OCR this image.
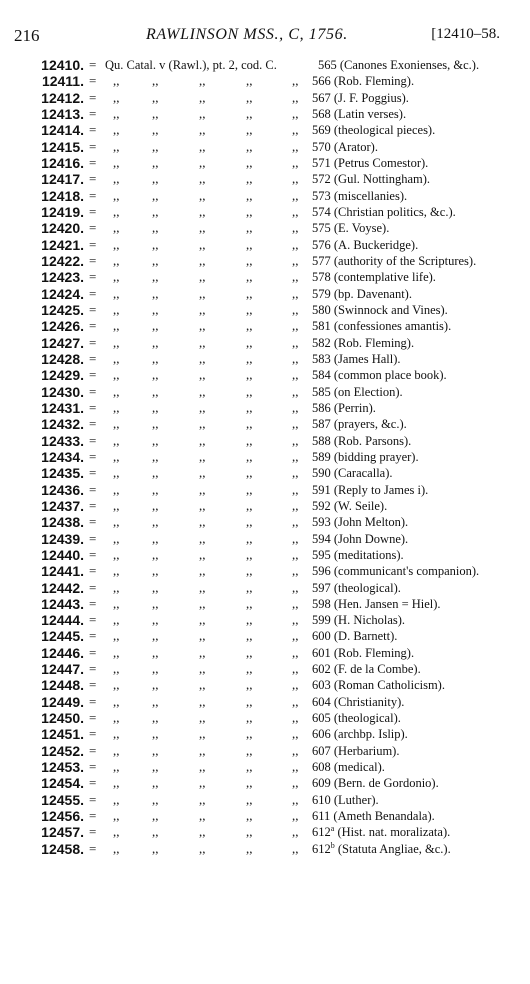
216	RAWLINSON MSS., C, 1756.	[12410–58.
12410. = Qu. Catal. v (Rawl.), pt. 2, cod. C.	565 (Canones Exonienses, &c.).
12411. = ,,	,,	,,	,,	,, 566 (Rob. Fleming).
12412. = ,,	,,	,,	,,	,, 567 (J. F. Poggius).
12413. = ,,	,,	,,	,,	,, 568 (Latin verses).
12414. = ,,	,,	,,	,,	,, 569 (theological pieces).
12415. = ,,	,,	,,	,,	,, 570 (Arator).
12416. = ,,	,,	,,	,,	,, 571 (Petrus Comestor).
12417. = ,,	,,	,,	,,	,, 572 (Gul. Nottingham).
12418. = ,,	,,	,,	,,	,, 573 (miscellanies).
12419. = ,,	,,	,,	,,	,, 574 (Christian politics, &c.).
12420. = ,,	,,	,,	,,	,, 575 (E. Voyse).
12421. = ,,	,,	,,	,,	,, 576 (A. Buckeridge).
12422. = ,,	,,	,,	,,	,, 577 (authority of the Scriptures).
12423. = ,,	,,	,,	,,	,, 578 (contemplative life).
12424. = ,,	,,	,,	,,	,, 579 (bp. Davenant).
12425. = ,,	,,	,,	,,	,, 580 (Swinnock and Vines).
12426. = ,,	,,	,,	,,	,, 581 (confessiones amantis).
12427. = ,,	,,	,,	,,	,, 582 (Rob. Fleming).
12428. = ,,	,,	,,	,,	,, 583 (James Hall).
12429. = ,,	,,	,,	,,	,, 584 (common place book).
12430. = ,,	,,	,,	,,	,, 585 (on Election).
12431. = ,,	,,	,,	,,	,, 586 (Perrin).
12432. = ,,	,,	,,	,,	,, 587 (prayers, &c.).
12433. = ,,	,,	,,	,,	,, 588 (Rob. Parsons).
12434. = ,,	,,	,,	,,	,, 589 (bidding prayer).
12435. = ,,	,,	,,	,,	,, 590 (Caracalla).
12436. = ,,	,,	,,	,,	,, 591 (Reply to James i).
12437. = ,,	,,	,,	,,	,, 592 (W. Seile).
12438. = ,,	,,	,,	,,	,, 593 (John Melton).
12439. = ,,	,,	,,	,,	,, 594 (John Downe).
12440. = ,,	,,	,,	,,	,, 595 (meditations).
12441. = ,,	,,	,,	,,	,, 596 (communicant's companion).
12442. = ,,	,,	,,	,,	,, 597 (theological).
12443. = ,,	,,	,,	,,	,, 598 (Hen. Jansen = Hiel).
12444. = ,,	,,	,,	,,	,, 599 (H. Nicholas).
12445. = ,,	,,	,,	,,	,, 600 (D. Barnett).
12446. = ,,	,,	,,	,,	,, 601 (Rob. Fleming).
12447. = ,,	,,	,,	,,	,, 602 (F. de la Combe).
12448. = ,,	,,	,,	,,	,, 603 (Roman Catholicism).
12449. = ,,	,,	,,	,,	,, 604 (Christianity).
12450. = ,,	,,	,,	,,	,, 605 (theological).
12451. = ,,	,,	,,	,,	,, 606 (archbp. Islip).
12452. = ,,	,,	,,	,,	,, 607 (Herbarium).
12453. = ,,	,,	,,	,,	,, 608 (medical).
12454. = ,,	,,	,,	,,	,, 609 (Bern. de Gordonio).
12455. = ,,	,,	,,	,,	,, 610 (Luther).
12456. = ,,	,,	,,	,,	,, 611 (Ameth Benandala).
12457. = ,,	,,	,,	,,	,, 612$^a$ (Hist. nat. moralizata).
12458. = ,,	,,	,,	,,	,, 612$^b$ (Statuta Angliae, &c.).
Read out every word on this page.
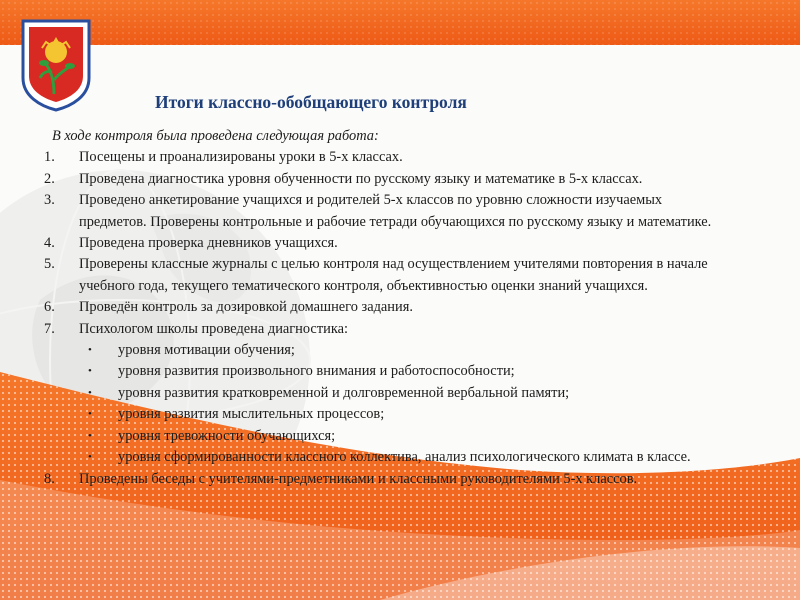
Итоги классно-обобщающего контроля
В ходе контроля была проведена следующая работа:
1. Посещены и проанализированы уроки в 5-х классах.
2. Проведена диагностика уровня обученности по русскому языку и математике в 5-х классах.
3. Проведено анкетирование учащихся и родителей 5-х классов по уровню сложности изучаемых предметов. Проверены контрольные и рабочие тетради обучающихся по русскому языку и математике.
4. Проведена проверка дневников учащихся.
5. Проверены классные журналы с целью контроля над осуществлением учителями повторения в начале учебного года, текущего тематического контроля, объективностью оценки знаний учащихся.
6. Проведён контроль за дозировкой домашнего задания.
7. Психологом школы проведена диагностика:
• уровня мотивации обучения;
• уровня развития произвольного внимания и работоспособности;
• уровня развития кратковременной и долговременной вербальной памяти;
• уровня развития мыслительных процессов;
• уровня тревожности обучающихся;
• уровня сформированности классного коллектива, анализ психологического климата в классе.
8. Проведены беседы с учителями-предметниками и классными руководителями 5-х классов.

...

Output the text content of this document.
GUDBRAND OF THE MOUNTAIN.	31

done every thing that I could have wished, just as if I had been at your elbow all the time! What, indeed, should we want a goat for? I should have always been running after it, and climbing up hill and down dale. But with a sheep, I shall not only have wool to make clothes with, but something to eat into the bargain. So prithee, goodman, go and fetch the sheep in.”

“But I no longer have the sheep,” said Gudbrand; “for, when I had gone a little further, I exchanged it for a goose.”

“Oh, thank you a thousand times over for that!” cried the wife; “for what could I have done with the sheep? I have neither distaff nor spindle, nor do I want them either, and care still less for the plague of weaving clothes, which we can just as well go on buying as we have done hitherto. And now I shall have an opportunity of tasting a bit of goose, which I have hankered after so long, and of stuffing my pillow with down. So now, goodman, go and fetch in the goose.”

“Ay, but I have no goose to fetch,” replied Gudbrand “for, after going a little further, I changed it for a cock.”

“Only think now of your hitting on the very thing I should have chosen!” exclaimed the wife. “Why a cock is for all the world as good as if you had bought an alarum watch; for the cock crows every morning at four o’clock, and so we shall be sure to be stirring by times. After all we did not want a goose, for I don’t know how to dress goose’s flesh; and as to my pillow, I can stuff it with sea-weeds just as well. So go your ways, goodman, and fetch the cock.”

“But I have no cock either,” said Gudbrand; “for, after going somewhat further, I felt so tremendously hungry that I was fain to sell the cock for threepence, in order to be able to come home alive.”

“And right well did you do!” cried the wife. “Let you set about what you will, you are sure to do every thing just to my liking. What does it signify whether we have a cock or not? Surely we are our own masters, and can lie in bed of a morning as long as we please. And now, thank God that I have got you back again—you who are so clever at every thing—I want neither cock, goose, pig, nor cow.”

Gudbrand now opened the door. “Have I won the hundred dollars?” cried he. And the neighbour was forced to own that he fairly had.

...

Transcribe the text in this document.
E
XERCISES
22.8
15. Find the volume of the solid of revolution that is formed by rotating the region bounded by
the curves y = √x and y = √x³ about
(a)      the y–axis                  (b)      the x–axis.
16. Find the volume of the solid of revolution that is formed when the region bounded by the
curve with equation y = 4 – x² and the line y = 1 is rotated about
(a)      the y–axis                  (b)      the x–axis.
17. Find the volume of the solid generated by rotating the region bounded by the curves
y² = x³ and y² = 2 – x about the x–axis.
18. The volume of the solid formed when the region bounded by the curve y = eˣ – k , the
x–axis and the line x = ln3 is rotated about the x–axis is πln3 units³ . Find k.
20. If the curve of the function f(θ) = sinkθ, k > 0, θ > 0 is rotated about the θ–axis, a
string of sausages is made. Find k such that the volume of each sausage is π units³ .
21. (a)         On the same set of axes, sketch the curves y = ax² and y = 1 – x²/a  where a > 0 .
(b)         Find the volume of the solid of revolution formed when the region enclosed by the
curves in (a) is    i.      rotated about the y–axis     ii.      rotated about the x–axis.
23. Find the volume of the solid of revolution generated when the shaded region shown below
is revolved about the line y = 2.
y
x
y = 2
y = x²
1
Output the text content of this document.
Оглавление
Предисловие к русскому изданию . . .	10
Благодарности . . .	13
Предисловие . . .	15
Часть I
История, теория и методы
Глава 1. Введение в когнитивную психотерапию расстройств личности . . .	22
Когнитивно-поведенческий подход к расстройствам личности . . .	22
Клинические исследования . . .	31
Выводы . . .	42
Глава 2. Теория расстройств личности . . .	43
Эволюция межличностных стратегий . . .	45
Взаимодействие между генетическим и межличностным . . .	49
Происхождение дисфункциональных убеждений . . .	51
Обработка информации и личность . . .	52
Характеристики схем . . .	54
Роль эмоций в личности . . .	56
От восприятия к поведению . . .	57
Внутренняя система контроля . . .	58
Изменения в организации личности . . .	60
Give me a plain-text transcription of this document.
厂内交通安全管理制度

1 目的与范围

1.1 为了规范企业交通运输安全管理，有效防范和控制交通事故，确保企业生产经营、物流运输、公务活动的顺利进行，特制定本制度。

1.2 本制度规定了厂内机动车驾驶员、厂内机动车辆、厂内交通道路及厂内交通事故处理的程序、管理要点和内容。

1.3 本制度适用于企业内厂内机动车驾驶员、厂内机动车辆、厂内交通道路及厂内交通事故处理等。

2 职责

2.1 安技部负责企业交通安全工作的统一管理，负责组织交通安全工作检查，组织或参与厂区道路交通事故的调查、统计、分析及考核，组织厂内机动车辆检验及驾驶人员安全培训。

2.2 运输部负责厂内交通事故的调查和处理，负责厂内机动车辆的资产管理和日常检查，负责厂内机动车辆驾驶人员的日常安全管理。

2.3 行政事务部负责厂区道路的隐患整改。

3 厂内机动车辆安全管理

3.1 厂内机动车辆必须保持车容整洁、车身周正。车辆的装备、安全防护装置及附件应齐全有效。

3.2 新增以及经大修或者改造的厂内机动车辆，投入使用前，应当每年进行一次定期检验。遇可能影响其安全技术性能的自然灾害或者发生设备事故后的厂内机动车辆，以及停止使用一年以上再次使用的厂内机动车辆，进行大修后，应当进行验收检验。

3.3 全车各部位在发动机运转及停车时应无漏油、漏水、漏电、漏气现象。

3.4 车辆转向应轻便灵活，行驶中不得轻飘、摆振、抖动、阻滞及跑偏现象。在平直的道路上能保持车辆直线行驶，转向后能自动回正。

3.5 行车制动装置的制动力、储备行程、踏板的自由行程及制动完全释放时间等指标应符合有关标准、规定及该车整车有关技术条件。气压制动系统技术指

| INSTRUCTION |
Copy all lines from the material that contain "John".

| TASK RESULT |
12438. = ,,	,,	,,	,,	,, 593 (John Melton).
12439. = ,,	,,	,,	,,	,, 594 (John Downe).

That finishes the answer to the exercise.